**DATA ROWS**
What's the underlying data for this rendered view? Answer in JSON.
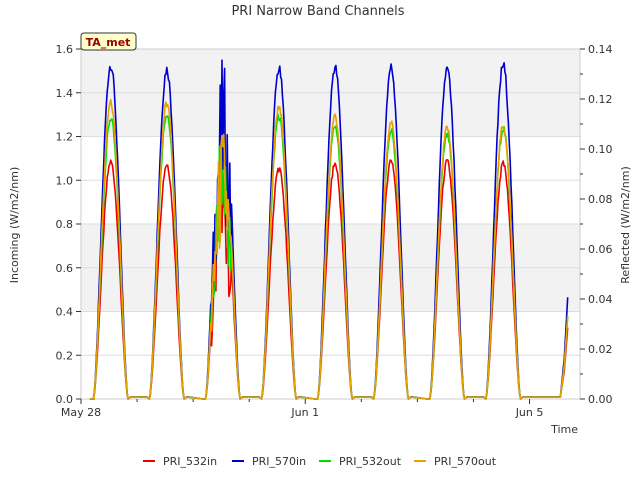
{
  "chart_data": {
    "type": "line",
    "title": "PRI Narrow Band Channels",
    "xlabel": "Time",
    "ylabel_left": "Incoming (W/m2/nm)",
    "ylabel_right": "Reflected (W/m2/nm)",
    "badge": "TA_met",
    "x_ticks": [
      {
        "day": 0,
        "label": "May 28"
      },
      {
        "day": 4,
        "label": "Jun 1"
      },
      {
        "day": 8,
        "label": "Jun 5"
      }
    ],
    "x_range_days": [
      0,
      8.9
    ],
    "ylim_left": [
      0,
      1.6
    ],
    "ylim_right": [
      0,
      0.14
    ],
    "y_ticks_left": [
      "0.0",
      "0.2",
      "0.4",
      "0.6",
      "0.8",
      "1.0",
      "1.2",
      "1.4",
      "1.6"
    ],
    "y_ticks_right": [
      "0.00",
      "0.02",
      "0.04",
      "0.06",
      "0.08",
      "0.10",
      "0.12",
      "0.14"
    ],
    "grid": true,
    "background_bands": true,
    "legend_position": "bottom",
    "series": [
      {
        "name": "PRI_532in",
        "color": "#ee0000",
        "axis": "left",
        "peaks": [
          1.1,
          1.09,
          1.1,
          1.07,
          1.09,
          1.11,
          1.1,
          1.09
        ]
      },
      {
        "name": "PRI_570in",
        "color": "#0000cc",
        "axis": "left",
        "peaks": [
          1.55,
          1.53,
          1.56,
          1.53,
          1.54,
          1.54,
          1.53,
          1.55
        ]
      },
      {
        "name": "PRI_532out",
        "color": "#00dd00",
        "axis": "right",
        "peaks": [
          0.114,
          0.116,
          0.11,
          0.115,
          0.111,
          0.109,
          0.107,
          0.11
        ]
      },
      {
        "name": "PRI_570out",
        "color": "#e8a000",
        "axis": "right",
        "peaks": [
          0.12,
          0.12,
          0.11,
          0.119,
          0.115,
          0.112,
          0.11,
          0.111
        ]
      }
    ],
    "day_centers": [
      0.53,
      1.53,
      2.53,
      3.53,
      4.53,
      5.53,
      6.53,
      7.53
    ],
    "day_halfwidth": 0.31
  }
}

**WHAT TO PRODUCE**
Reproduce every record word for word. The copy must contain no pictures.

**COMPLETE RESPONSE**
What's the underlying data for this rendered view? Answer in JSON.
{
  "chart_data": {
    "type": "line",
    "title": "PRI Narrow Band Channels",
    "xlabel": "Time",
    "ylabel_left": "Incoming (W/m2/nm)",
    "ylabel_right": "Reflected (W/m2/nm)",
    "badge": "TA_met",
    "x_ticks": [
      {
        "day": 0,
        "label": "May 28"
      },
      {
        "day": 4,
        "label": "Jun 1"
      },
      {
        "day": 8,
        "label": "Jun 5"
      }
    ],
    "x_range_days": [
      0,
      8.9
    ],
    "ylim_left": [
      0,
      1.6
    ],
    "ylim_right": [
      0,
      0.14
    ],
    "y_ticks_left": [
      "0.0",
      "0.2",
      "0.4",
      "0.6",
      "0.8",
      "1.0",
      "1.2",
      "1.4",
      "1.6"
    ],
    "y_ticks_right": [
      "0.00",
      "0.02",
      "0.04",
      "0.06",
      "0.08",
      "0.10",
      "0.12",
      "0.14"
    ],
    "grid": true,
    "background_bands": true,
    "legend_position": "bottom",
    "series": [
      {
        "name": "PRI_532in",
        "color": "#ee0000",
        "axis": "left",
        "peaks": [
          1.1,
          1.09,
          1.1,
          1.07,
          1.09,
          1.11,
          1.1,
          1.09
        ]
      },
      {
        "name": "PRI_570in",
        "color": "#0000cc",
        "axis": "left",
        "peaks": [
          1.55,
          1.53,
          1.56,
          1.53,
          1.54,
          1.54,
          1.53,
          1.55
        ]
      },
      {
        "name": "PRI_532out",
        "color": "#00dd00",
        "axis": "right",
        "peaks": [
          0.114,
          0.116,
          0.11,
          0.115,
          0.111,
          0.109,
          0.107,
          0.11
        ]
      },
      {
        "name": "PRI_570out",
        "color": "#e8a000",
        "axis": "right",
        "peaks": [
          0.12,
          0.12,
          0.11,
          0.119,
          0.115,
          0.112,
          0.11,
          0.111
        ]
      }
    ],
    "day_centers": [
      0.53,
      1.53,
      2.53,
      3.53,
      4.53,
      5.53,
      6.53,
      7.53
    ],
    "day_halfwidth": 0.31
  }
}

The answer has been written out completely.